## Work required
Reproduce each line of the material exactly, minus any picture.

## Given records
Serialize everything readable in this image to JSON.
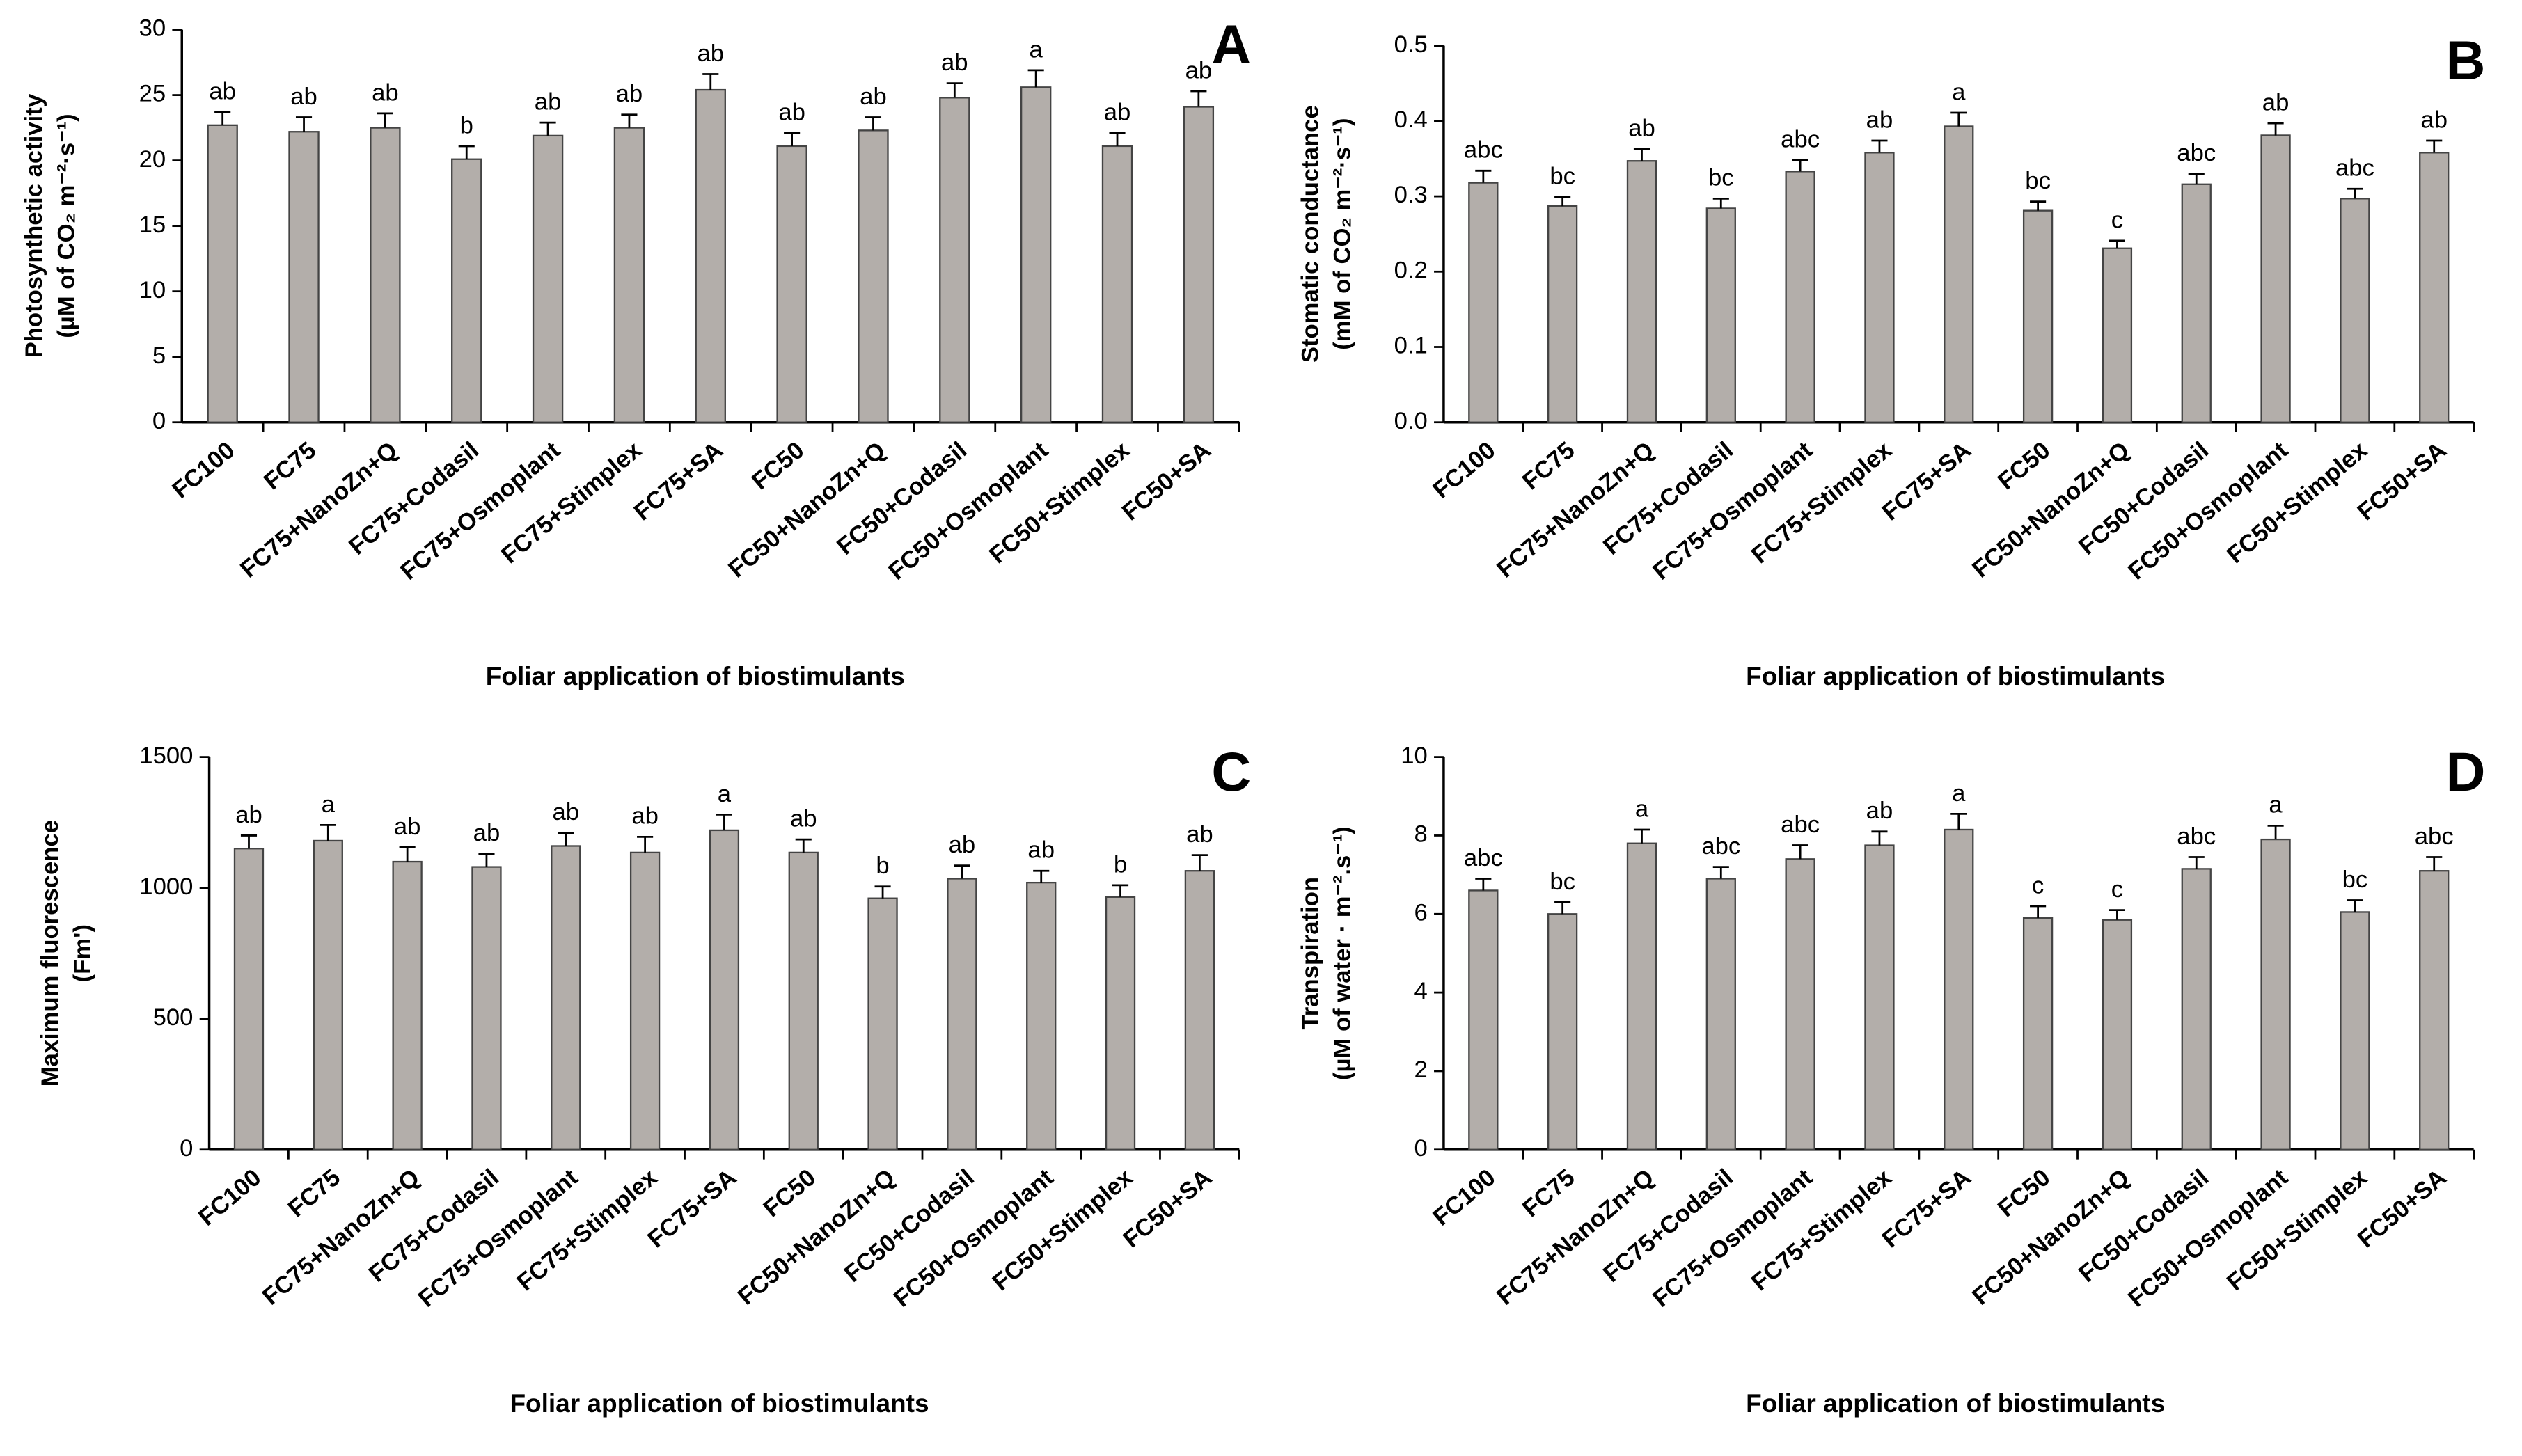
{
  "chart_data": [
    {
      "type": "bar",
      "panel": "A",
      "y_label": [
        "Photosynthetic activity",
        "(µM of CO₂ m⁻²·s⁻¹)"
      ],
      "x_label": "Foliar application of biostimulants",
      "categories": [
        "FC100",
        "FC75",
        "FC75+NanoZn+Q",
        "FC75+Codasil",
        "FC75+Osmoplant",
        "FC75+Stimplex",
        "FC75+SA",
        "FC50",
        "FC50+NanoZn+Q",
        "FC50+Codasil",
        "FC50+Osmoplant",
        "FC50+Stimplex",
        "FC50+SA"
      ],
      "values": [
        22.7,
        22.2,
        22.5,
        20.1,
        21.9,
        22.5,
        25.4,
        21.1,
        22.3,
        24.8,
        25.6,
        21.1,
        24.1
      ],
      "errors": [
        1.0,
        1.1,
        1.1,
        1.0,
        1.0,
        1.0,
        1.2,
        1.0,
        1.0,
        1.1,
        1.3,
        1.0,
        1.2
      ],
      "letters": [
        "ab",
        "ab",
        "ab",
        "b",
        "ab",
        "ab",
        "ab",
        "ab",
        "ab",
        "ab",
        "a",
        "ab",
        "ab"
      ],
      "color": "#b3aeaa",
      "ylim": [
        0,
        30
      ],
      "yticks": [
        0,
        5,
        10,
        15,
        20,
        25,
        30
      ]
    },
    {
      "type": "bar",
      "panel": "B",
      "y_label": [
        "Stomatic conductance",
        "(mM of CO₂ m⁻²·s⁻¹)"
      ],
      "x_label": "Foliar application of biostimulants",
      "categories": [
        "FC100",
        "FC75",
        "FC75+NanoZn+Q",
        "FC75+Codasil",
        "FC75+Osmoplant",
        "FC75+Stimplex",
        "FC75+SA",
        "FC50",
        "FC50+NanoZn+Q",
        "FC50+Codasil",
        "FC50+Osmoplant",
        "FC50+Stimplex",
        "FC50+SA"
      ],
      "values": [
        0.318,
        0.287,
        0.347,
        0.284,
        0.333,
        0.358,
        0.393,
        0.281,
        0.231,
        0.316,
        0.381,
        0.297,
        0.358
      ],
      "errors": [
        0.016,
        0.012,
        0.016,
        0.013,
        0.015,
        0.016,
        0.018,
        0.012,
        0.01,
        0.014,
        0.016,
        0.013,
        0.016
      ],
      "letters": [
        "abc",
        "bc",
        "ab",
        "bc",
        "abc",
        "ab",
        "a",
        "bc",
        "c",
        "abc",
        "ab",
        "abc",
        "ab"
      ],
      "color": "#b3aeaa",
      "ylim": [
        0,
        0.5
      ],
      "yticks": [
        {
          "value": 0,
          "label": "0.0"
        },
        0.1,
        0.2,
        0.3,
        0.4,
        0.5
      ]
    },
    {
      "type": "bar",
      "panel": "C",
      "y_label": [
        "Maximum fluorescence",
        "(Fm')"
      ],
      "x_label": "Foliar application of biostimulants",
      "categories": [
        "FC100",
        "FC75",
        "FC75+NanoZn+Q",
        "FC75+Codasil",
        "FC75+Osmoplant",
        "FC75+Stimplex",
        "FC75+SA",
        "FC50",
        "FC50+NanoZn+Q",
        "FC50+Codasil",
        "FC50+Osmoplant",
        "FC50+Stimplex",
        "FC50+SA"
      ],
      "values": [
        1150,
        1180,
        1100,
        1080,
        1160,
        1135,
        1220,
        1135,
        960,
        1035,
        1020,
        965,
        1065
      ],
      "errors": [
        50,
        60,
        55,
        50,
        50,
        60,
        60,
        50,
        45,
        50,
        45,
        45,
        60
      ],
      "letters": [
        "ab",
        "a",
        "ab",
        "ab",
        "ab",
        "ab",
        "a",
        "ab",
        "b",
        "ab",
        "ab",
        "b",
        "ab"
      ],
      "color": "#b3aeaa",
      "ylim": [
        0,
        1500
      ],
      "yticks": [
        0,
        500,
        1000,
        1500
      ]
    },
    {
      "type": "bar",
      "panel": "D",
      "y_label": [
        "Transpiration",
        "(µM of water · m⁻².s⁻¹)"
      ],
      "x_label": "Foliar application of biostimulants",
      "categories": [
        "FC100",
        "FC75",
        "FC75+NanoZn+Q",
        "FC75+Codasil",
        "FC75+Osmoplant",
        "FC75+Stimplex",
        "FC75+SA",
        "FC50",
        "FC50+NanoZn+Q",
        "FC50+Codasil",
        "FC50+Osmoplant",
        "FC50+Stimplex",
        "FC50+SA"
      ],
      "values": [
        6.6,
        6.0,
        7.8,
        6.9,
        7.4,
        7.75,
        8.15,
        5.9,
        5.85,
        7.15,
        7.9,
        6.05,
        7.1
      ],
      "errors": [
        0.3,
        0.3,
        0.35,
        0.3,
        0.35,
        0.35,
        0.4,
        0.3,
        0.25,
        0.3,
        0.35,
        0.3,
        0.35
      ],
      "letters": [
        "abc",
        "bc",
        "a",
        "abc",
        "abc",
        "ab",
        "a",
        "c",
        "c",
        "abc",
        "a",
        "bc",
        "abc"
      ],
      "color": "#b3aeaa",
      "ylim": [
        0,
        10
      ],
      "yticks": [
        0,
        2,
        4,
        6,
        8,
        10
      ]
    }
  ]
}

## Response to the exercise
Serialize everything readable in this image to JSON.
{
  "chart_data": [
    {
      "type": "bar",
      "panel": "A",
      "y_label": [
        "Photosynthetic activity",
        "(µM of CO₂ m⁻²·s⁻¹)"
      ],
      "x_label": "Foliar application of biostimulants",
      "categories": [
        "FC100",
        "FC75",
        "FC75+NanoZn+Q",
        "FC75+Codasil",
        "FC75+Osmoplant",
        "FC75+Stimplex",
        "FC75+SA",
        "FC50",
        "FC50+NanoZn+Q",
        "FC50+Codasil",
        "FC50+Osmoplant",
        "FC50+Stimplex",
        "FC50+SA"
      ],
      "values": [
        22.7,
        22.2,
        22.5,
        20.1,
        21.9,
        22.5,
        25.4,
        21.1,
        22.3,
        24.8,
        25.6,
        21.1,
        24.1
      ],
      "errors": [
        1.0,
        1.1,
        1.1,
        1.0,
        1.0,
        1.0,
        1.2,
        1.0,
        1.0,
        1.1,
        1.3,
        1.0,
        1.2
      ],
      "letters": [
        "ab",
        "ab",
        "ab",
        "b",
        "ab",
        "ab",
        "ab",
        "ab",
        "ab",
        "ab",
        "a",
        "ab",
        "ab"
      ],
      "color": "#b3aeaa",
      "ylim": [
        0,
        30
      ],
      "yticks": [
        0,
        5,
        10,
        15,
        20,
        25,
        30
      ]
    },
    {
      "type": "bar",
      "panel": "B",
      "y_label": [
        "Stomatic conductance",
        "(mM of CO₂ m⁻²·s⁻¹)"
      ],
      "x_label": "Foliar application of biostimulants",
      "categories": [
        "FC100",
        "FC75",
        "FC75+NanoZn+Q",
        "FC75+Codasil",
        "FC75+Osmoplant",
        "FC75+Stimplex",
        "FC75+SA",
        "FC50",
        "FC50+NanoZn+Q",
        "FC50+Codasil",
        "FC50+Osmoplant",
        "FC50+Stimplex",
        "FC50+SA"
      ],
      "values": [
        0.318,
        0.287,
        0.347,
        0.284,
        0.333,
        0.358,
        0.393,
        0.281,
        0.231,
        0.316,
        0.381,
        0.297,
        0.358
      ],
      "errors": [
        0.016,
        0.012,
        0.016,
        0.013,
        0.015,
        0.016,
        0.018,
        0.012,
        0.01,
        0.014,
        0.016,
        0.013,
        0.016
      ],
      "letters": [
        "abc",
        "bc",
        "ab",
        "bc",
        "abc",
        "ab",
        "a",
        "bc",
        "c",
        "abc",
        "ab",
        "abc",
        "ab"
      ],
      "color": "#b3aeaa",
      "ylim": [
        0,
        0.5
      ],
      "yticks": [
        {
          "value": 0,
          "label": "0.0"
        },
        0.1,
        0.2,
        0.3,
        0.4,
        0.5
      ]
    },
    {
      "type": "bar",
      "panel": "C",
      "y_label": [
        "Maximum fluorescence",
        "(Fm')"
      ],
      "x_label": "Foliar application of biostimulants",
      "categories": [
        "FC100",
        "FC75",
        "FC75+NanoZn+Q",
        "FC75+Codasil",
        "FC75+Osmoplant",
        "FC75+Stimplex",
        "FC75+SA",
        "FC50",
        "FC50+NanoZn+Q",
        "FC50+Codasil",
        "FC50+Osmoplant",
        "FC50+Stimplex",
        "FC50+SA"
      ],
      "values": [
        1150,
        1180,
        1100,
        1080,
        1160,
        1135,
        1220,
        1135,
        960,
        1035,
        1020,
        965,
        1065
      ],
      "errors": [
        50,
        60,
        55,
        50,
        50,
        60,
        60,
        50,
        45,
        50,
        45,
        45,
        60
      ],
      "letters": [
        "ab",
        "a",
        "ab",
        "ab",
        "ab",
        "ab",
        "a",
        "ab",
        "b",
        "ab",
        "ab",
        "b",
        "ab"
      ],
      "color": "#b3aeaa",
      "ylim": [
        0,
        1500
      ],
      "yticks": [
        0,
        500,
        1000,
        1500
      ]
    },
    {
      "type": "bar",
      "panel": "D",
      "y_label": [
        "Transpiration",
        "(µM of water · m⁻².s⁻¹)"
      ],
      "x_label": "Foliar application of biostimulants",
      "categories": [
        "FC100",
        "FC75",
        "FC75+NanoZn+Q",
        "FC75+Codasil",
        "FC75+Osmoplant",
        "FC75+Stimplex",
        "FC75+SA",
        "FC50",
        "FC50+NanoZn+Q",
        "FC50+Codasil",
        "FC50+Osmoplant",
        "FC50+Stimplex",
        "FC50+SA"
      ],
      "values": [
        6.6,
        6.0,
        7.8,
        6.9,
        7.4,
        7.75,
        8.15,
        5.9,
        5.85,
        7.15,
        7.9,
        6.05,
        7.1
      ],
      "errors": [
        0.3,
        0.3,
        0.35,
        0.3,
        0.35,
        0.35,
        0.4,
        0.3,
        0.25,
        0.3,
        0.35,
        0.3,
        0.35
      ],
      "letters": [
        "abc",
        "bc",
        "a",
        "abc",
        "abc",
        "ab",
        "a",
        "c",
        "c",
        "abc",
        "a",
        "bc",
        "abc"
      ],
      "color": "#b3aeaa",
      "ylim": [
        0,
        10
      ],
      "yticks": [
        0,
        2,
        4,
        6,
        8,
        10
      ]
    }
  ]
}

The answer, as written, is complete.